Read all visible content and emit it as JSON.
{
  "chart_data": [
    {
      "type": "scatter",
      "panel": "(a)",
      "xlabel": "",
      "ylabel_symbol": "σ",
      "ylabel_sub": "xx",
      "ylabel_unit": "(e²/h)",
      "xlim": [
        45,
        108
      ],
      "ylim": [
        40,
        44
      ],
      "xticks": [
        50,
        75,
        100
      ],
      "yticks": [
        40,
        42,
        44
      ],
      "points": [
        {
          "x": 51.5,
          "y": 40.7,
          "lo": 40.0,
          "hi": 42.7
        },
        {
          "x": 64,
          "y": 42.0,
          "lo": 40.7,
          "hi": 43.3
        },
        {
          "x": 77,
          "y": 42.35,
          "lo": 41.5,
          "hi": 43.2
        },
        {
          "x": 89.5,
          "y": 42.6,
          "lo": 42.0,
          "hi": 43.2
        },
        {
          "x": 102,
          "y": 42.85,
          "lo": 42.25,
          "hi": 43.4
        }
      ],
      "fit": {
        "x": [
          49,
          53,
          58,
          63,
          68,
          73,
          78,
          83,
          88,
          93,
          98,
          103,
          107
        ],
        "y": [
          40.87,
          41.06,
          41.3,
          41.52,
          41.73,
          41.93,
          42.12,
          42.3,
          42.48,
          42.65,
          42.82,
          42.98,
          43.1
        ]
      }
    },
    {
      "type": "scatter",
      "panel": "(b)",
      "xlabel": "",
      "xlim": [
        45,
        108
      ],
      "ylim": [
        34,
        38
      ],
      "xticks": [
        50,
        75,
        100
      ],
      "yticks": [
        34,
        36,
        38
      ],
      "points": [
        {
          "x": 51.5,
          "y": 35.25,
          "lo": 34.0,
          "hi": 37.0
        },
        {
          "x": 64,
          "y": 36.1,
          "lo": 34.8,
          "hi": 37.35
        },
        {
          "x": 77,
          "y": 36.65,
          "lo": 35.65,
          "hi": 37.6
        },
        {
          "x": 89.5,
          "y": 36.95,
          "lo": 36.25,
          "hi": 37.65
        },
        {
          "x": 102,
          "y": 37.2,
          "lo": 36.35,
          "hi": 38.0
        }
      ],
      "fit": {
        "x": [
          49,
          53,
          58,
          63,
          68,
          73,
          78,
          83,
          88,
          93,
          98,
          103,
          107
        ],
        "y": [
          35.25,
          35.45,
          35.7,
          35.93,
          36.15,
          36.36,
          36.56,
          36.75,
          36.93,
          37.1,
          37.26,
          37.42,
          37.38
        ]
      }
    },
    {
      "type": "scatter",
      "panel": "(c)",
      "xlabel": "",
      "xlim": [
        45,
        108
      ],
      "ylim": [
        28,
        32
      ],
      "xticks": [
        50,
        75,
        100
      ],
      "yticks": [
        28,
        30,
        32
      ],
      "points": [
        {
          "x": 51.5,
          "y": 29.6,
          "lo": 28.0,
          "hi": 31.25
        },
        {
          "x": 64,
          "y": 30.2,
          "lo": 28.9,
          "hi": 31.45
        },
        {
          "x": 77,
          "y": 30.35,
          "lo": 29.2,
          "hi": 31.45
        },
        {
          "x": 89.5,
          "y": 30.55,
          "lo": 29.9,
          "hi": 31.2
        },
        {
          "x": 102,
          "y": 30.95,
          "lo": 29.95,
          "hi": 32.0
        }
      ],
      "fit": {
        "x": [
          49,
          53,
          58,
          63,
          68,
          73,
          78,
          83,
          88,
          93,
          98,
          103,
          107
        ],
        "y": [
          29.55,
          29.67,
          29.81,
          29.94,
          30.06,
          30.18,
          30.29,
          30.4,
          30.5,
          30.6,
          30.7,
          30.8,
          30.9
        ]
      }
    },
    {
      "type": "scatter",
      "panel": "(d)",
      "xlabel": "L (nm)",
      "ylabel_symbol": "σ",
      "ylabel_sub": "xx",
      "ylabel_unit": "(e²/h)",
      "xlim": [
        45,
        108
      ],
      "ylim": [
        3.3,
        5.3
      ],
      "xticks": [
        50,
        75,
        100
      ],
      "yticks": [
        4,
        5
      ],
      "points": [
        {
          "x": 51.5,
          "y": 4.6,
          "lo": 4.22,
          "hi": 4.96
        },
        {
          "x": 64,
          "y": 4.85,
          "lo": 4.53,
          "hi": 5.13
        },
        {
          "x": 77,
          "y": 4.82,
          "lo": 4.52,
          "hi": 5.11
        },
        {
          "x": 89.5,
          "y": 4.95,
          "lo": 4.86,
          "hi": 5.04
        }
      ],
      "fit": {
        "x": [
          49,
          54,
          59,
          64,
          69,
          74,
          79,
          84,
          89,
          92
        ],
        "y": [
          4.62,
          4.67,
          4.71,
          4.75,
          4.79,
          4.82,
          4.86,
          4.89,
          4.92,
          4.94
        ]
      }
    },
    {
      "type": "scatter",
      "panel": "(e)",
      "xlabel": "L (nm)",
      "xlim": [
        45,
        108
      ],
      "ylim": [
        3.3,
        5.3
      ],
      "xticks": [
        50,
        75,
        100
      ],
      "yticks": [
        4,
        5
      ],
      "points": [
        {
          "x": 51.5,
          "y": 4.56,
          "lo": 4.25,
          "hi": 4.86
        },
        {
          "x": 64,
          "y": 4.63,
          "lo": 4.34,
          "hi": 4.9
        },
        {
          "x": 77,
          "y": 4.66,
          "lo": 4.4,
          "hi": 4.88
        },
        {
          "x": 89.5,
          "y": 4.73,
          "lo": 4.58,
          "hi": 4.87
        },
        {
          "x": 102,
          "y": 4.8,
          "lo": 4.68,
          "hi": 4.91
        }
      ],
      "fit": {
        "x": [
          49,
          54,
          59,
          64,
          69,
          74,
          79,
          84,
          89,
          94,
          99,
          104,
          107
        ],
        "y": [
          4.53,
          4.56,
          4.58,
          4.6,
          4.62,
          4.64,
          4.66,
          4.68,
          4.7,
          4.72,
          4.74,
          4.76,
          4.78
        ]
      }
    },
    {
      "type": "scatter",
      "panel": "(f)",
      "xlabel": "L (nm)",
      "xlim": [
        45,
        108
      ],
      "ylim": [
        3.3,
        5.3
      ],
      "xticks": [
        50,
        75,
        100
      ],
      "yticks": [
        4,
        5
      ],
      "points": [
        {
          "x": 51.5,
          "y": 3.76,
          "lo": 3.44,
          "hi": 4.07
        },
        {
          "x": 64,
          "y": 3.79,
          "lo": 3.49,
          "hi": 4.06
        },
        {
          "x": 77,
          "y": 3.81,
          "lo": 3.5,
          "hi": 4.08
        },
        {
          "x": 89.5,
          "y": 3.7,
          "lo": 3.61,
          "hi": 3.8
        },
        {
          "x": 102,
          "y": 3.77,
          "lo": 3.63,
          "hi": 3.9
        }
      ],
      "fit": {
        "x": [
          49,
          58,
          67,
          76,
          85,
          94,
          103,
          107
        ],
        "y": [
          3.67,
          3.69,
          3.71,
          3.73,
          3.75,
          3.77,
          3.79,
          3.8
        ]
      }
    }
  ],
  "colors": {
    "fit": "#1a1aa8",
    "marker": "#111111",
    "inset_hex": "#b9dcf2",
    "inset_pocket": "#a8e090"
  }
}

» **SHORT EXERCISE**
Type the whole listing again, unaltered.

» **FULL ANSWER**
Read all visible content and emit it as JSON.
{
  "chart_data": [
    {
      "type": "scatter",
      "panel": "(a)",
      "xlabel": "",
      "ylabel_symbol": "σ",
      "ylabel_sub": "xx",
      "ylabel_unit": "(e²/h)",
      "xlim": [
        45,
        108
      ],
      "ylim": [
        40,
        44
      ],
      "xticks": [
        50,
        75,
        100
      ],
      "yticks": [
        40,
        42,
        44
      ],
      "points": [
        {
          "x": 51.5,
          "y": 40.7,
          "lo": 40.0,
          "hi": 42.7
        },
        {
          "x": 64,
          "y": 42.0,
          "lo": 40.7,
          "hi": 43.3
        },
        {
          "x": 77,
          "y": 42.35,
          "lo": 41.5,
          "hi": 43.2
        },
        {
          "x": 89.5,
          "y": 42.6,
          "lo": 42.0,
          "hi": 43.2
        },
        {
          "x": 102,
          "y": 42.85,
          "lo": 42.25,
          "hi": 43.4
        }
      ],
      "fit": {
        "x": [
          49,
          53,
          58,
          63,
          68,
          73,
          78,
          83,
          88,
          93,
          98,
          103,
          107
        ],
        "y": [
          40.87,
          41.06,
          41.3,
          41.52,
          41.73,
          41.93,
          42.12,
          42.3,
          42.48,
          42.65,
          42.82,
          42.98,
          43.1
        ]
      }
    },
    {
      "type": "scatter",
      "panel": "(b)",
      "xlabel": "",
      "xlim": [
        45,
        108
      ],
      "ylim": [
        34,
        38
      ],
      "xticks": [
        50,
        75,
        100
      ],
      "yticks": [
        34,
        36,
        38
      ],
      "points": [
        {
          "x": 51.5,
          "y": 35.25,
          "lo": 34.0,
          "hi": 37.0
        },
        {
          "x": 64,
          "y": 36.1,
          "lo": 34.8,
          "hi": 37.35
        },
        {
          "x": 77,
          "y": 36.65,
          "lo": 35.65,
          "hi": 37.6
        },
        {
          "x": 89.5,
          "y": 36.95,
          "lo": 36.25,
          "hi": 37.65
        },
        {
          "x": 102,
          "y": 37.2,
          "lo": 36.35,
          "hi": 38.0
        }
      ],
      "fit": {
        "x": [
          49,
          53,
          58,
          63,
          68,
          73,
          78,
          83,
          88,
          93,
          98,
          103,
          107
        ],
        "y": [
          35.25,
          35.45,
          35.7,
          35.93,
          36.15,
          36.36,
          36.56,
          36.75,
          36.93,
          37.1,
          37.26,
          37.42,
          37.38
        ]
      }
    },
    {
      "type": "scatter",
      "panel": "(c)",
      "xlabel": "",
      "xlim": [
        45,
        108
      ],
      "ylim": [
        28,
        32
      ],
      "xticks": [
        50,
        75,
        100
      ],
      "yticks": [
        28,
        30,
        32
      ],
      "points": [
        {
          "x": 51.5,
          "y": 29.6,
          "lo": 28.0,
          "hi": 31.25
        },
        {
          "x": 64,
          "y": 30.2,
          "lo": 28.9,
          "hi": 31.45
        },
        {
          "x": 77,
          "y": 30.35,
          "lo": 29.2,
          "hi": 31.45
        },
        {
          "x": 89.5,
          "y": 30.55,
          "lo": 29.9,
          "hi": 31.2
        },
        {
          "x": 102,
          "y": 30.95,
          "lo": 29.95,
          "hi": 32.0
        }
      ],
      "fit": {
        "x": [
          49,
          53,
          58,
          63,
          68,
          73,
          78,
          83,
          88,
          93,
          98,
          103,
          107
        ],
        "y": [
          29.55,
          29.67,
          29.81,
          29.94,
          30.06,
          30.18,
          30.29,
          30.4,
          30.5,
          30.6,
          30.7,
          30.8,
          30.9
        ]
      }
    },
    {
      "type": "scatter",
      "panel": "(d)",
      "xlabel": "L (nm)",
      "ylabel_symbol": "σ",
      "ylabel_sub": "xx",
      "ylabel_unit": "(e²/h)",
      "xlim": [
        45,
        108
      ],
      "ylim": [
        3.3,
        5.3
      ],
      "xticks": [
        50,
        75,
        100
      ],
      "yticks": [
        4,
        5
      ],
      "points": [
        {
          "x": 51.5,
          "y": 4.6,
          "lo": 4.22,
          "hi": 4.96
        },
        {
          "x": 64,
          "y": 4.85,
          "lo": 4.53,
          "hi": 5.13
        },
        {
          "x": 77,
          "y": 4.82,
          "lo": 4.52,
          "hi": 5.11
        },
        {
          "x": 89.5,
          "y": 4.95,
          "lo": 4.86,
          "hi": 5.04
        }
      ],
      "fit": {
        "x": [
          49,
          54,
          59,
          64,
          69,
          74,
          79,
          84,
          89,
          92
        ],
        "y": [
          4.62,
          4.67,
          4.71,
          4.75,
          4.79,
          4.82,
          4.86,
          4.89,
          4.92,
          4.94
        ]
      }
    },
    {
      "type": "scatter",
      "panel": "(e)",
      "xlabel": "L (nm)",
      "xlim": [
        45,
        108
      ],
      "ylim": [
        3.3,
        5.3
      ],
      "xticks": [
        50,
        75,
        100
      ],
      "yticks": [
        4,
        5
      ],
      "points": [
        {
          "x": 51.5,
          "y": 4.56,
          "lo": 4.25,
          "hi": 4.86
        },
        {
          "x": 64,
          "y": 4.63,
          "lo": 4.34,
          "hi": 4.9
        },
        {
          "x": 77,
          "y": 4.66,
          "lo": 4.4,
          "hi": 4.88
        },
        {
          "x": 89.5,
          "y": 4.73,
          "lo": 4.58,
          "hi": 4.87
        },
        {
          "x": 102,
          "y": 4.8,
          "lo": 4.68,
          "hi": 4.91
        }
      ],
      "fit": {
        "x": [
          49,
          54,
          59,
          64,
          69,
          74,
          79,
          84,
          89,
          94,
          99,
          104,
          107
        ],
        "y": [
          4.53,
          4.56,
          4.58,
          4.6,
          4.62,
          4.64,
          4.66,
          4.68,
          4.7,
          4.72,
          4.74,
          4.76,
          4.78
        ]
      }
    },
    {
      "type": "scatter",
      "panel": "(f)",
      "xlabel": "L (nm)",
      "xlim": [
        45,
        108
      ],
      "ylim": [
        3.3,
        5.3
      ],
      "xticks": [
        50,
        75,
        100
      ],
      "yticks": [
        4,
        5
      ],
      "points": [
        {
          "x": 51.5,
          "y": 3.76,
          "lo": 3.44,
          "hi": 4.07
        },
        {
          "x": 64,
          "y": 3.79,
          "lo": 3.49,
          "hi": 4.06
        },
        {
          "x": 77,
          "y": 3.81,
          "lo": 3.5,
          "hi": 4.08
        },
        {
          "x": 89.5,
          "y": 3.7,
          "lo": 3.61,
          "hi": 3.8
        },
        {
          "x": 102,
          "y": 3.77,
          "lo": 3.63,
          "hi": 3.9
        }
      ],
      "fit": {
        "x": [
          49,
          58,
          67,
          76,
          85,
          94,
          103,
          107
        ],
        "y": [
          3.67,
          3.69,
          3.71,
          3.73,
          3.75,
          3.77,
          3.79,
          3.8
        ]
      }
    }
  ],
  "colors": {
    "fit": "#1a1aa8",
    "marker": "#111111",
    "inset_hex": "#b9dcf2",
    "inset_pocket": "#a8e090"
  }
}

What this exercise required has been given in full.